WORK TO DO.
What is the number of lines in these entries that contain "JSON"? State it alone.

:: DATASET ROWS ::

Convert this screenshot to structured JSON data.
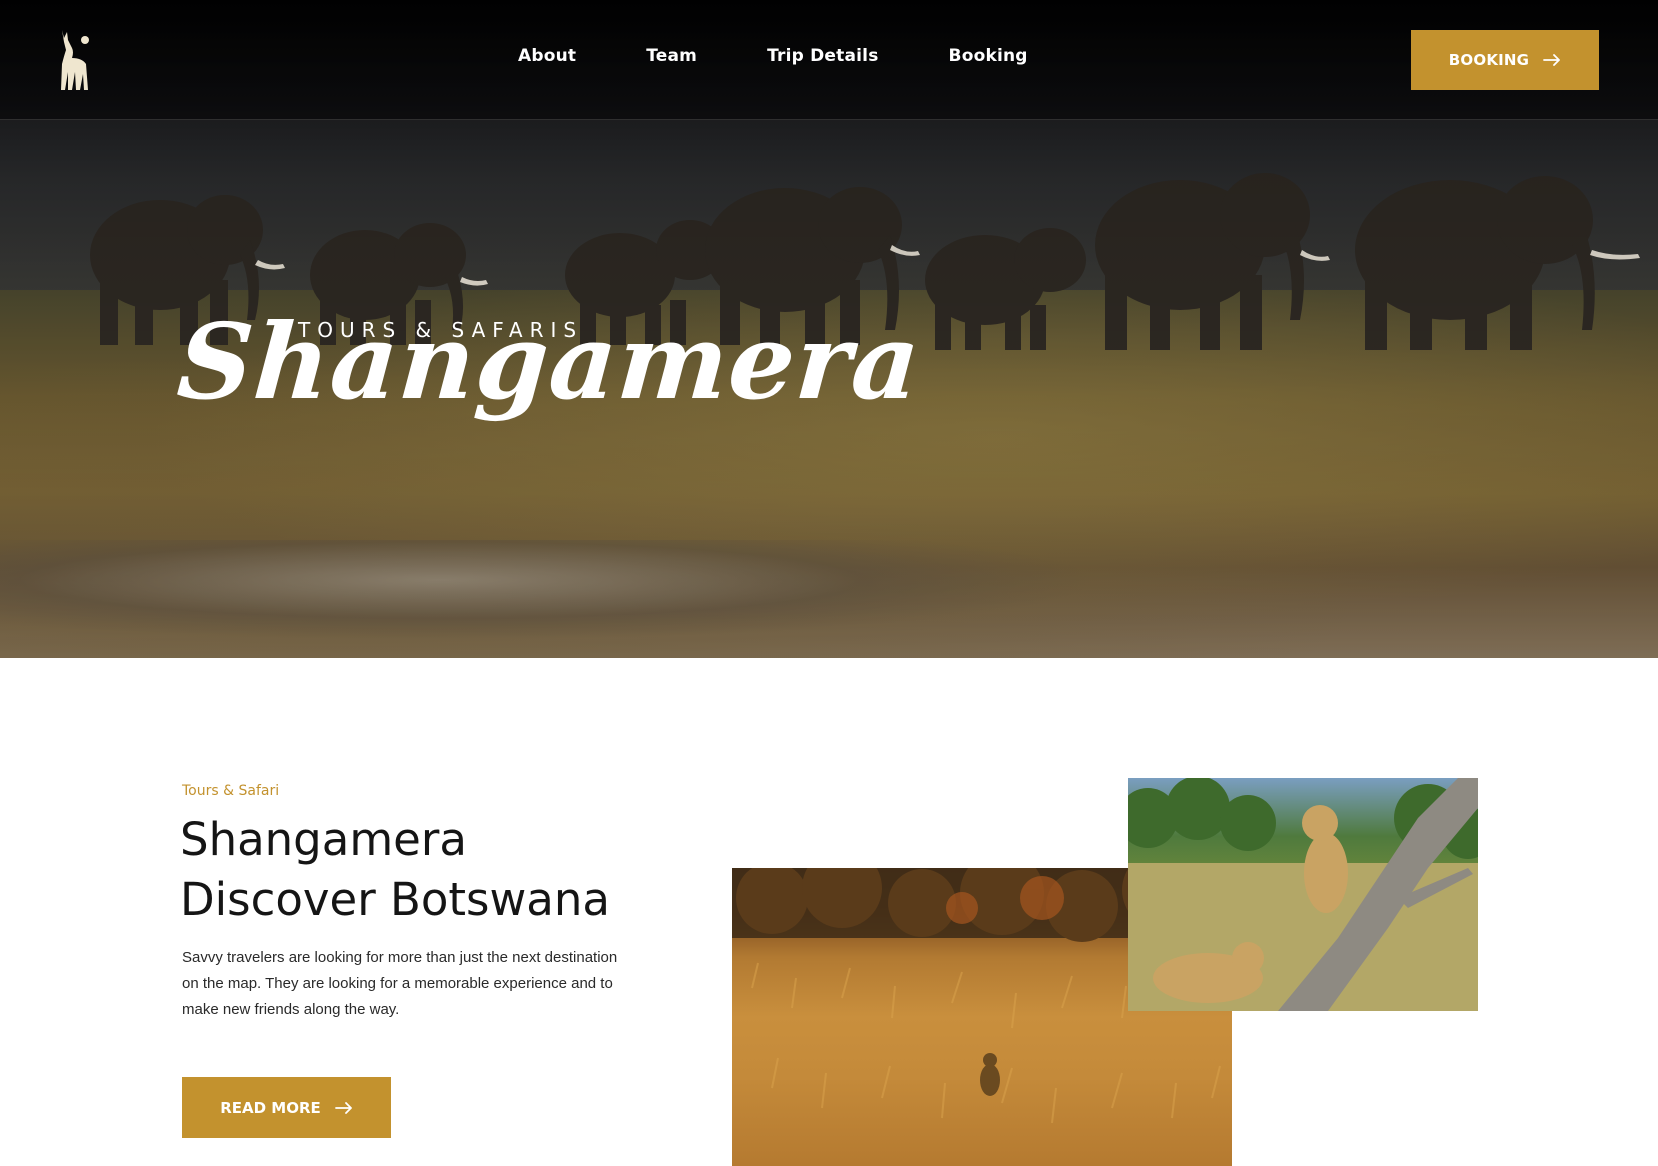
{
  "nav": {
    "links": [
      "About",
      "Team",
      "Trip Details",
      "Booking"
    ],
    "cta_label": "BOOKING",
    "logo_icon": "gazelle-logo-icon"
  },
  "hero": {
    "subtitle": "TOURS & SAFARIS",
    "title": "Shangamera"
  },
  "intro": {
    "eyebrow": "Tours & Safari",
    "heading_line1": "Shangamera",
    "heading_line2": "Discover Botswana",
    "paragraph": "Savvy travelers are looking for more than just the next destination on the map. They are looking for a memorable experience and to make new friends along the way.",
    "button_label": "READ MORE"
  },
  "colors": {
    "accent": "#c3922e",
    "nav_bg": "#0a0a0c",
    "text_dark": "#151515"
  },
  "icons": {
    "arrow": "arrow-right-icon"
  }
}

:::
:: DATASET ROWS ::

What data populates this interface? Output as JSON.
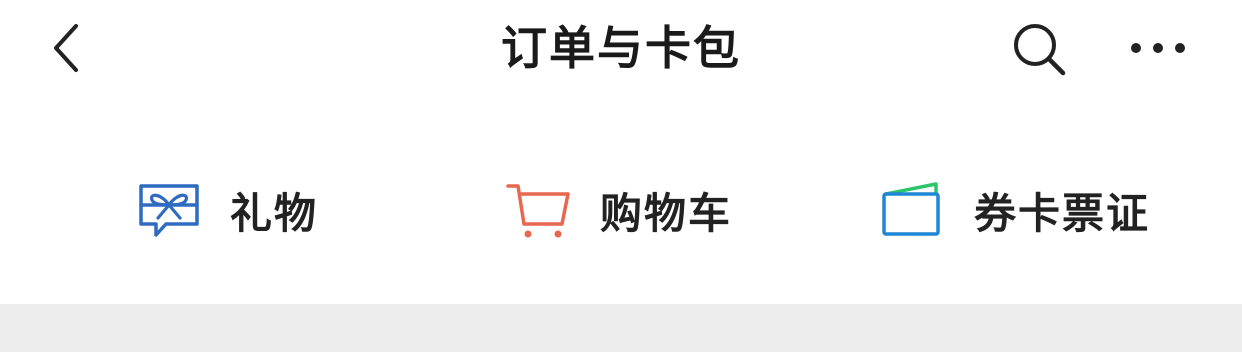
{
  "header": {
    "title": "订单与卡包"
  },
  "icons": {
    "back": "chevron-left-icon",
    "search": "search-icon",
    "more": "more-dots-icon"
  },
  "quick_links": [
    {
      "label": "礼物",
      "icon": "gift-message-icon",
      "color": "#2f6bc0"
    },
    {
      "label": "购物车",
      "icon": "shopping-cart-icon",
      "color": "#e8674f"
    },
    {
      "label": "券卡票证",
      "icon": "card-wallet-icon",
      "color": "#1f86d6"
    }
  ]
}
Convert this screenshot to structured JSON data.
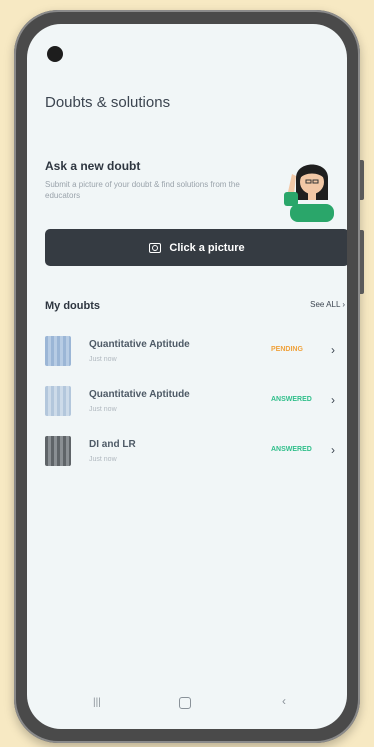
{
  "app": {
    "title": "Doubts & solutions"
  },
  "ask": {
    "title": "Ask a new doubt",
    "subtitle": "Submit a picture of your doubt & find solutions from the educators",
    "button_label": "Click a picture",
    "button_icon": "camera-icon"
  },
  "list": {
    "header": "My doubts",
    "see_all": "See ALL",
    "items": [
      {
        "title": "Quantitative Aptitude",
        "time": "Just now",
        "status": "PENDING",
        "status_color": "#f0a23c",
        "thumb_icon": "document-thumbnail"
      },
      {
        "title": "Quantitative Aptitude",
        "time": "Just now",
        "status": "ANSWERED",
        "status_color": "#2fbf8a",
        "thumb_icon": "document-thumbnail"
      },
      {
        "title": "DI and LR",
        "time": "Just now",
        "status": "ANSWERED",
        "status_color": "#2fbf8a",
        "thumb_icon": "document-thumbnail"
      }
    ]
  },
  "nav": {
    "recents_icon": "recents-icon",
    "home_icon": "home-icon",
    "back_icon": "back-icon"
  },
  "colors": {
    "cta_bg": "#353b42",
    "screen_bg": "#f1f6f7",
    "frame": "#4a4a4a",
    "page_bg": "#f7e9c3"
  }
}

:::
:: DATASET ROWS ::

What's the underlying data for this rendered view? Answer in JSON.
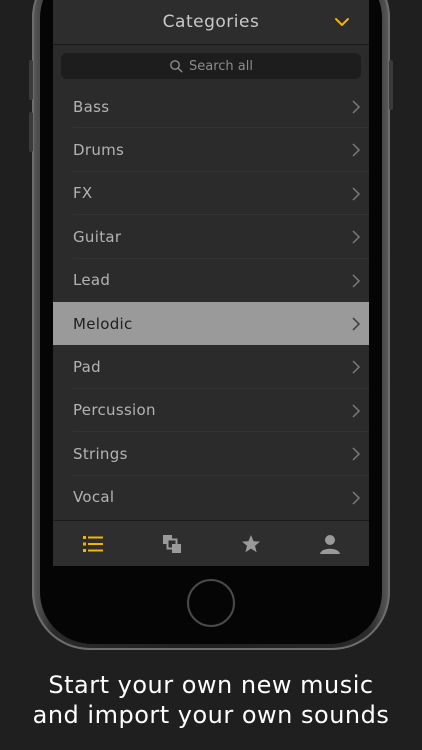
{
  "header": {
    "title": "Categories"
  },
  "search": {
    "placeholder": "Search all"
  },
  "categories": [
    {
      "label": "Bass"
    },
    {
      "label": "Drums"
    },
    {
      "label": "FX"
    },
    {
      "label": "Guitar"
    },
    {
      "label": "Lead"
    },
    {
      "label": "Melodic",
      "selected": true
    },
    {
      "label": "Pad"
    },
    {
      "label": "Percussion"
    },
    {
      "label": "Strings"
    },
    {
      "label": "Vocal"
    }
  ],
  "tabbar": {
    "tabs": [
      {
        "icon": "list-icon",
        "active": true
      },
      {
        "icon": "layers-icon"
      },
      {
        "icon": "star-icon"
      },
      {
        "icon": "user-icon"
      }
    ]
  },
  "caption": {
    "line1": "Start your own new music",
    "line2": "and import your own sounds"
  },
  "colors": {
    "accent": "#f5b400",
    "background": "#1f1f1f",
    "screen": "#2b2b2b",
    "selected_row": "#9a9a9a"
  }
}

:::

IN RESPONSE.
4